**Problem statement**
In the rows below, rename every "card-heading" to "card-title" and reproduce them otherwise unchanged, leaving out the pictures.

**Input records**

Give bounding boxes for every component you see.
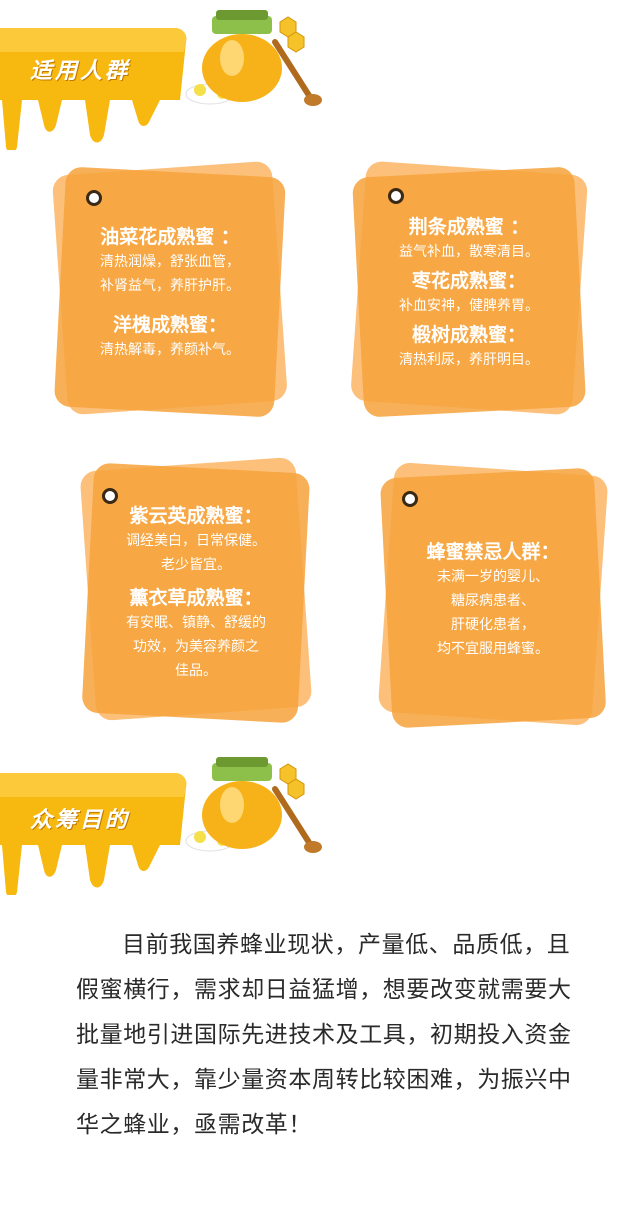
card-text: 老少皆宜。 <box>161 557 231 573</box>
section-title-2: 众筹目的 <box>30 808 131 833</box>
card-text: 功效，为美容养颜之 <box>133 639 259 655</box>
bullet-icon <box>388 188 404 204</box>
card-heading: 荆条成熟蜜 ： <box>408 216 530 238</box>
card-background <box>351 161 588 417</box>
section-title-1: 适用人群 <box>30 59 131 84</box>
card-heading: 椴树成熟蜜： <box>411 324 526 346</box>
card-text: 补血安神，健脾养胃。 <box>399 298 539 314</box>
info-card-3: 紫云英成熟蜜： 调经美白，日常保健。 老少皆宜。 薰衣草成熟蜜： 有安眠、镇静、… <box>80 450 312 730</box>
card-heading: 洋槐成熟蜜： <box>112 314 227 336</box>
card-text: 糖尿病患者、 <box>451 593 535 609</box>
card-text: 清热解毒，养颜补气。 <box>100 342 240 358</box>
card-text: 调经美白，日常保健。 <box>126 533 266 549</box>
card-heading: 紫云英成熟蜜： <box>129 505 263 527</box>
card-text: 未满一岁的婴儿、 <box>437 569 549 585</box>
card-text: 有安眠、镇静、舒缓的 <box>126 615 266 631</box>
card-text: 清热利尿，养肝明目。 <box>399 352 539 368</box>
card-background <box>52 161 287 417</box>
honey-drip-graphic <box>0 28 187 150</box>
body-paragraph: 目前我国养蜂业现状，产量低、品质低，且假蜜横行，需求却日益猛增，想要改变就需要大… <box>76 932 572 1138</box>
card-heading: 薰衣草成熟蜜： <box>129 587 263 609</box>
bullet-icon <box>102 488 118 504</box>
card-background <box>80 457 312 723</box>
honey-jar-icon <box>185 10 322 106</box>
card-heading: 枣花成熟蜜： <box>411 270 526 292</box>
honey-drip-graphic <box>0 773 187 895</box>
card-text: 佳品。 <box>175 663 217 679</box>
card-heading: 蜂蜜禁忌人群： <box>426 541 560 563</box>
card-text: 均不宜服用蜂蜜。 <box>437 641 549 657</box>
info-card-4: 蜂蜜禁忌人群： 未满一岁的婴儿、 糖尿病患者、 肝硬化患者， 均不宜服用蜂蜜。 <box>378 455 608 735</box>
bullet-icon <box>402 491 418 507</box>
bullet-icon <box>86 190 102 206</box>
card-text: 肝硬化患者， <box>451 617 535 633</box>
card-text: 清热润燥，舒张血管， <box>100 254 240 270</box>
section-banner-1: 适用人群 <box>0 0 330 150</box>
honey-jar-icon <box>185 757 322 853</box>
section-banner-2: 众筹目的 <box>0 745 330 895</box>
card-text: 益气补血，散寒清目。 <box>399 244 539 260</box>
info-card-2: 荆条成熟蜜 ： 益气补血，散寒清目。 枣花成熟蜜： 补血安神，健脾养胃。 椴树成… <box>348 150 590 430</box>
card-background <box>378 462 608 728</box>
info-card-1: 油菜花成熟蜜 ： 清热润燥，舒张血管， 补肾益气，养肝护肝。 洋槐成熟蜜： 清热… <box>50 150 290 430</box>
card-text: 补肾益气，养肝护肝。 <box>100 278 240 294</box>
card-heading: 油菜花成熟蜜 ： <box>100 226 240 248</box>
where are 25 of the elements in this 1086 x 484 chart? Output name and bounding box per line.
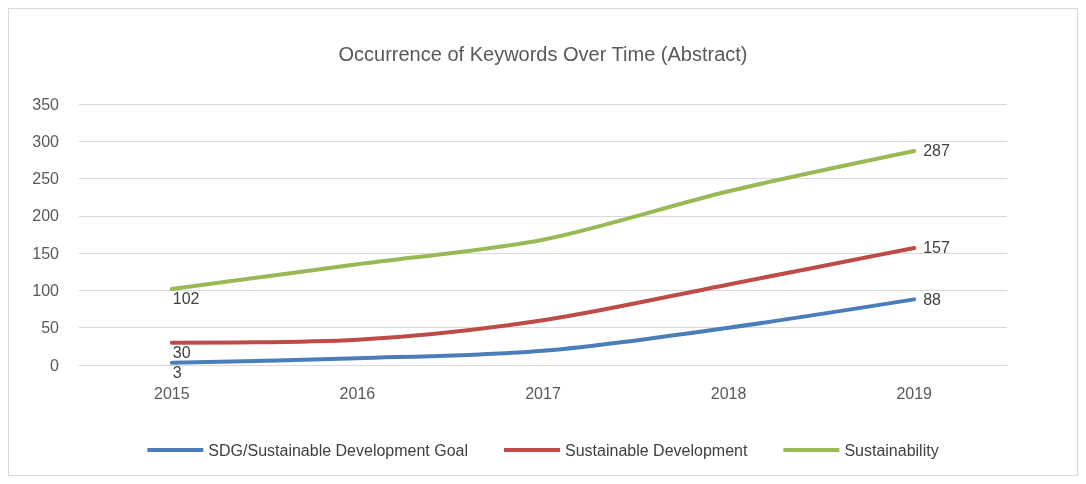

**Answer to the exercise**
Give bounding boxes for every component you see.
card-text: 老少皆宜。 <box>161 557 231 573</box>
section-title-2: 众筹目的 <box>30 808 131 833</box>
card-text: 功效，为美容养颜之 <box>133 639 259 655</box>
bullet-icon <box>388 188 404 204</box>
card-title: 荆条成熟蜜 ： <box>408 216 530 238</box>
card-background <box>351 161 588 417</box>
section-title-1: 适用人群 <box>30 59 131 84</box>
card-title: 椴树成熟蜜： <box>411 324 526 346</box>
card-text: 补血安神，健脾养胃。 <box>399 298 539 314</box>
info-card-3: 紫云英成熟蜜： 调经美白，日常保健。 老少皆宜。 薰衣草成熟蜜： 有安眠、镇静、… <box>80 450 312 730</box>
card-title: 洋槐成熟蜜： <box>112 314 227 336</box>
card-text: 糖尿病患者、 <box>451 593 535 609</box>
card-text: 清热解毒，养颜补气。 <box>100 342 240 358</box>
card-text: 调经美白，日常保健。 <box>126 533 266 549</box>
card-title: 紫云英成熟蜜： <box>129 505 263 527</box>
card-text: 未满一岁的婴儿、 <box>437 569 549 585</box>
card-text: 有安眠、镇静、舒缓的 <box>126 615 266 631</box>
card-text: 清热利尿，养肝明目。 <box>399 352 539 368</box>
card-background <box>52 161 287 417</box>
honey-drip-graphic <box>0 28 187 150</box>
body-paragraph: 目前我国养蜂业现状，产量低、品质低，且假蜜横行，需求却日益猛增，想要改变就需要大… <box>76 932 572 1138</box>
card-title: 薰衣草成熟蜜： <box>129 587 263 609</box>
bullet-icon <box>102 488 118 504</box>
card-background <box>80 457 312 723</box>
honey-jar-icon <box>185 10 322 106</box>
card-title: 枣花成熟蜜： <box>411 270 526 292</box>
honey-drip-graphic <box>0 773 187 895</box>
card-text: 佳品。 <box>175 663 217 679</box>
card-title: 蜂蜜禁忌人群： <box>426 541 560 563</box>
card-text: 均不宜服用蜂蜜。 <box>437 641 549 657</box>
info-card-4: 蜂蜜禁忌人群： 未满一岁的婴儿、 糖尿病患者、 肝硬化患者， 均不宜服用蜂蜜。 <box>378 455 608 735</box>
bullet-icon <box>402 491 418 507</box>
bullet-icon <box>86 190 102 206</box>
card-text: 肝硬化患者， <box>451 617 535 633</box>
card-text: 清热润燥，舒张血管， <box>100 254 240 270</box>
section-banner-1: 适用人群 <box>0 0 330 150</box>
honey-jar-icon <box>185 757 322 853</box>
section-banner-2: 众筹目的 <box>0 745 330 895</box>
card-text: 益气补血，散寒清目。 <box>399 244 539 260</box>
info-card-2: 荆条成熟蜜 ： 益气补血，散寒清目。 枣花成熟蜜： 补血安神，健脾养胃。 椴树成… <box>348 150 590 430</box>
card-background <box>378 462 608 728</box>
info-card-1: 油菜花成熟蜜 ： 清热润燥，舒张血管， 补肾益气，养肝护肝。 洋槐成熟蜜： 清热… <box>50 150 290 430</box>
card-text: 补肾益气，养肝护肝。 <box>100 278 240 294</box>
card-title: 油菜花成熟蜜 ： <box>100 226 240 248</box>
where are 25 of the elements in this 1086 x 484 chart? Output name and bounding box per line.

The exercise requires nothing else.